→ WORK REQUIRED
Please set down all the lines beneath this one exactly, without the pictures.
------ DATA SECTION
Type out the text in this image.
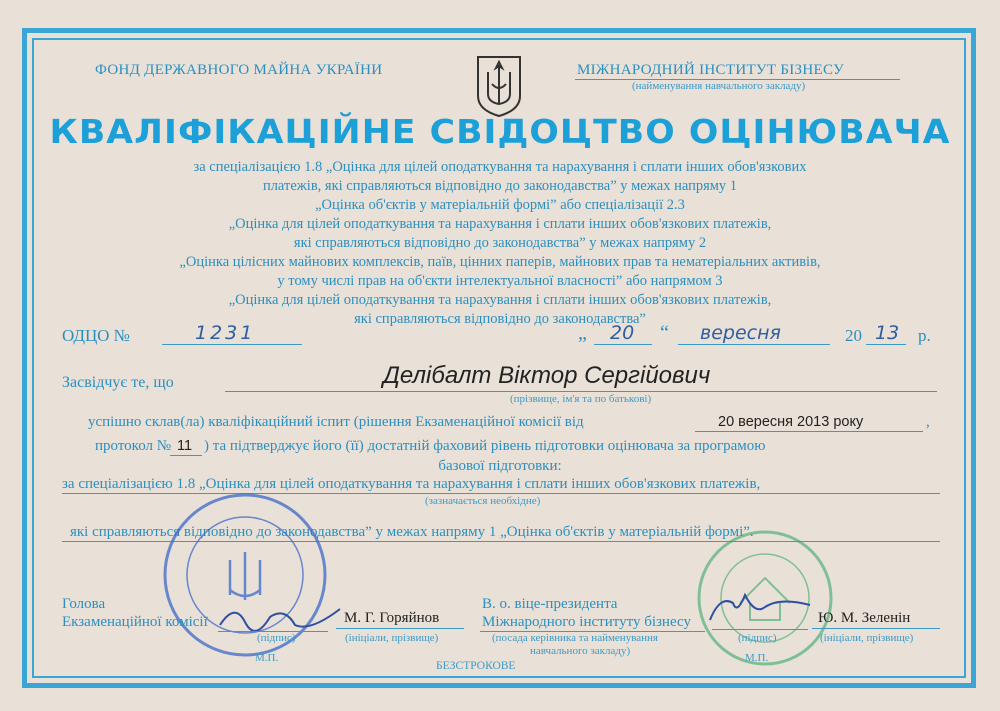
ФОНД ДЕРЖАВНОГО МАЙНА УКРАЇНИ	МІЖНАРОДНИЙ ІНСТИТУТ БІЗНЕСУ
(найменування навчального закладу)
КВАЛІФІКАЦІЙНЕ СВІДОЦТВО ОЦІНЮВАЧА
за спеціалізацією 1.8 „Оцінка для цілей оподаткування та нарахування і сплати інших обов'язкових
платежів, які справляються відповідно до законодавства” у межах напряму 1
„Оцінка об'єктів у матеріальній формі” або спеціалізації 2.3
„Оцінка для цілей оподаткування та нарахування і сплати інших обов'язкових платежів,
які справляються відповідно до законодавства” у межах напряму 2
„Оцінка цілісних майнових комплексів, паїв, цінних паперів, майнових прав та нематеріальних активів,
у тому числі прав на об'єкти інтелектуальної власності” або напрямом 3
„Оцінка для цілей оподаткування та нарахування і сплати інших обов'язкових платежів,
які справляються відповідно до законодавства”
ОДЦО №	1231	„ 20 “ вересня	20 13 р.
Засвідчує те, що	Делібалт Віктор Сергійович
(прізвище, ім'я та по батькові)
успішно склав(ла) кваліфікаційний іспит (рішення Екзаменаційної комісії від	20 вересня 2013 року	,
протокол № 11 ) та підтверджує його (її) достатній фаховий рівень підготовки оцінювача за програмою
базової підготовки:
за спеціалізацією 1.8 „Оцінка для цілей оподаткування та нарахування і сплати інших обов'язкових платежів,
(зазначається необхідне)
які справляються відповідно до законодавства” у межах напряму 1 „Оцінка об'єктів у матеріальній формі”.
Голова
Екзаменаційної комісії
(підпис)
М. Г. Горяйнов
(ініціали, прізвище)
М.П.
В. о. віце-президента
Міжнародного інституту бізнесу
(посада керівника та найменування
навчального закладу)
(підпис)
Ю. М. Зеленін
(ініціали, прізвище)
М.П.
БЕЗСТРОКОВЕ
------------
→ RESPONSE TO THIS EXERCISE
Type out the text in this image.
ФОНД ДЕРЖАВНОГО МАЙНА УКРАЇНИ	МІЖНАРОДНИЙ ІНСТИТУТ БІЗНЕСУ
(найменування навчального закладу)
КВАЛІФІКАЦІЙНЕ СВІДОЦТВО ОЦІНЮВАЧА
за спеціалізацією 1.8 „Оцінка для цілей оподаткування та нарахування і сплати інших обов'язкових
платежів, які справляються відповідно до законодавства” у межах напряму 1
„Оцінка об'єктів у матеріальній формі” або спеціалізації 2.3
„Оцінка для цілей оподаткування та нарахування і сплати інших обов'язкових платежів,
які справляються відповідно до законодавства” у межах напряму 2
„Оцінка цілісних майнових комплексів, паїв, цінних паперів, майнових прав та нематеріальних активів,
у тому числі прав на об'єкти інтелектуальної власності” або напрямом 3
„Оцінка для цілей оподаткування та нарахування і сплати інших обов'язкових платежів,
які справляються відповідно до законодавства”
ОДЦО №	1231	„ 20 “ вересня	20 13 р.
Засвідчує те, що	Делібалт Віктор Сергійович
(прізвище, ім'я та по батькові)
успішно склав(ла) кваліфікаційний іспит (рішення Екзаменаційної комісії від	20 вересня 2013 року	,
протокол № 11 ) та підтверджує його (її) достатній фаховий рівень підготовки оцінювача за програмою
базової підготовки:
за спеціалізацією 1.8 „Оцінка для цілей оподаткування та нарахування і сплати інших обов'язкових платежів,
(зазначається необхідне)
які справляються відповідно до законодавства” у межах напряму 1 „Оцінка об'єктів у матеріальній формі”.
Голова
Екзаменаційної комісії
(підпис)
М. Г. Горяйнов
(ініціали, прізвище)
М.П.
В. о. віце-президента
Міжнародного інституту бізнесу
(посада керівника та найменування
навчального закладу)
(підпис)
Ю. М. Зеленін
(ініціали, прізвище)
М.П.
БЕЗСТРОКОВЕ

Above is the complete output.